### RECORD LIST ###
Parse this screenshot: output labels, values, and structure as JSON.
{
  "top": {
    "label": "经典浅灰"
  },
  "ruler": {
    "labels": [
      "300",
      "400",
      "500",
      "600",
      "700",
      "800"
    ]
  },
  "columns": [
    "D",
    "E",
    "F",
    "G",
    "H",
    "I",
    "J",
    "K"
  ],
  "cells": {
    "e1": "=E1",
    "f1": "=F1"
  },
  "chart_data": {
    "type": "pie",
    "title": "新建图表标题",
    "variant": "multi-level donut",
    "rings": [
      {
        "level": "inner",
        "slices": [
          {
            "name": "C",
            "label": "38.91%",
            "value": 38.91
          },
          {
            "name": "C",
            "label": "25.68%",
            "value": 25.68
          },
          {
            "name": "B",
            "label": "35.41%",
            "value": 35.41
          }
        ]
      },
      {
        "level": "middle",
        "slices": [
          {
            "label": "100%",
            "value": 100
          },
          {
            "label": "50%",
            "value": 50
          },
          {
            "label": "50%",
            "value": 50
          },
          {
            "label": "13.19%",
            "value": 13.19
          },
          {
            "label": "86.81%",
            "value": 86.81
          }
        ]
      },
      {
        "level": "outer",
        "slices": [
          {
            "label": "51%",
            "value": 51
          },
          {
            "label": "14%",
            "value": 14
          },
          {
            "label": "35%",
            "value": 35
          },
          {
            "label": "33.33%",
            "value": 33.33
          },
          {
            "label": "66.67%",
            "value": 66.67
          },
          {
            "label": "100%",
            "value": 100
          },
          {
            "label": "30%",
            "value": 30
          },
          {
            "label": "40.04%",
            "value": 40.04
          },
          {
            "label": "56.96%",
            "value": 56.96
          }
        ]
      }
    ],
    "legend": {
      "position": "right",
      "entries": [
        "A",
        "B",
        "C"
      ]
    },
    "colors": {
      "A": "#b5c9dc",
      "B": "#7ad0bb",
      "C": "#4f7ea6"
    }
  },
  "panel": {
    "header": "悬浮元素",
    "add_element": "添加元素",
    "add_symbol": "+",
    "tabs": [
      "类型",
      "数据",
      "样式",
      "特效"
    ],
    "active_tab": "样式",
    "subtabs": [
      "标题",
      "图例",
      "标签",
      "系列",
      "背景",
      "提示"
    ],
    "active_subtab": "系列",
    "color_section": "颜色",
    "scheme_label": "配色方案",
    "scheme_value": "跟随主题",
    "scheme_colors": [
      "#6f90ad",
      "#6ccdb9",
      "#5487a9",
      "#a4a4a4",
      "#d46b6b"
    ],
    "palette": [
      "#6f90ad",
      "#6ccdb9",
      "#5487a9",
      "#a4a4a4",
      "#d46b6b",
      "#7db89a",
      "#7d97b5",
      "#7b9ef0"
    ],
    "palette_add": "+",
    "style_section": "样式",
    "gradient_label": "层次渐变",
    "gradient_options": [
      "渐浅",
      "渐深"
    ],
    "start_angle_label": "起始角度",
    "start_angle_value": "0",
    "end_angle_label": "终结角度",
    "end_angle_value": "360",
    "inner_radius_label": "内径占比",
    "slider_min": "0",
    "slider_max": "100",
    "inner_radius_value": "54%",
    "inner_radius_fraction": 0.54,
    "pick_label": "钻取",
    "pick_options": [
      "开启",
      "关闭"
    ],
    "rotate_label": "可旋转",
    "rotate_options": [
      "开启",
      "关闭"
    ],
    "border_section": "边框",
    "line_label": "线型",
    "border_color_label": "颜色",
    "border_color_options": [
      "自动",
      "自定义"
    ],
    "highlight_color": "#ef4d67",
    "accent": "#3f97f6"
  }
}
###
- THE PROBLEM: Set all of the entries down again, exactly as they were given.

- EXPECTED ANSWER:
Parse this screenshot: output labels, values, and structure as JSON.
{
  "top": {
    "label": "经典浅灰"
  },
  "ruler": {
    "labels": [
      "300",
      "400",
      "500",
      "600",
      "700",
      "800"
    ]
  },
  "columns": [
    "D",
    "E",
    "F",
    "G",
    "H",
    "I",
    "J",
    "K"
  ],
  "cells": {
    "e1": "=E1",
    "f1": "=F1"
  },
  "chart_data": {
    "type": "pie",
    "title": "新建图表标题",
    "variant": "multi-level donut",
    "rings": [
      {
        "level": "inner",
        "slices": [
          {
            "name": "C",
            "label": "38.91%",
            "value": 38.91
          },
          {
            "name": "C",
            "label": "25.68%",
            "value": 25.68
          },
          {
            "name": "B",
            "label": "35.41%",
            "value": 35.41
          }
        ]
      },
      {
        "level": "middle",
        "slices": [
          {
            "label": "100%",
            "value": 100
          },
          {
            "label": "50%",
            "value": 50
          },
          {
            "label": "50%",
            "value": 50
          },
          {
            "label": "13.19%",
            "value": 13.19
          },
          {
            "label": "86.81%",
            "value": 86.81
          }
        ]
      },
      {
        "level": "outer",
        "slices": [
          {
            "label": "51%",
            "value": 51
          },
          {
            "label": "14%",
            "value": 14
          },
          {
            "label": "35%",
            "value": 35
          },
          {
            "label": "33.33%",
            "value": 33.33
          },
          {
            "label": "66.67%",
            "value": 66.67
          },
          {
            "label": "100%",
            "value": 100
          },
          {
            "label": "30%",
            "value": 30
          },
          {
            "label": "40.04%",
            "value": 40.04
          },
          {
            "label": "56.96%",
            "value": 56.96
          }
        ]
      }
    ],
    "legend": {
      "position": "right",
      "entries": [
        "A",
        "B",
        "C"
      ]
    },
    "colors": {
      "A": "#b5c9dc",
      "B": "#7ad0bb",
      "C": "#4f7ea6"
    }
  },
  "panel": {
    "header": "悬浮元素",
    "add_element": "添加元素",
    "add_symbol": "+",
    "tabs": [
      "类型",
      "数据",
      "样式",
      "特效"
    ],
    "active_tab": "样式",
    "subtabs": [
      "标题",
      "图例",
      "标签",
      "系列",
      "背景",
      "提示"
    ],
    "active_subtab": "系列",
    "color_section": "颜色",
    "scheme_label": "配色方案",
    "scheme_value": "跟随主题",
    "scheme_colors": [
      "#6f90ad",
      "#6ccdb9",
      "#5487a9",
      "#a4a4a4",
      "#d46b6b"
    ],
    "palette": [
      "#6f90ad",
      "#6ccdb9",
      "#5487a9",
      "#a4a4a4",
      "#d46b6b",
      "#7db89a",
      "#7d97b5",
      "#7b9ef0"
    ],
    "palette_add": "+",
    "style_section": "样式",
    "gradient_label": "层次渐变",
    "gradient_options": [
      "渐浅",
      "渐深"
    ],
    "start_angle_label": "起始角度",
    "start_angle_value": "0",
    "end_angle_label": "终结角度",
    "end_angle_value": "360",
    "inner_radius_label": "内径占比",
    "slider_min": "0",
    "slider_max": "100",
    "inner_radius_value": "54%",
    "inner_radius_fraction": 0.54,
    "pick_label": "钻取",
    "pick_options": [
      "开启",
      "关闭"
    ],
    "rotate_label": "可旋转",
    "rotate_options": [
      "开启",
      "关闭"
    ],
    "border_section": "边框",
    "line_label": "线型",
    "border_color_label": "颜色",
    "border_color_options": [
      "自动",
      "自定义"
    ],
    "highlight_color": "#ef4d67",
    "accent": "#3f97f6"
  }
}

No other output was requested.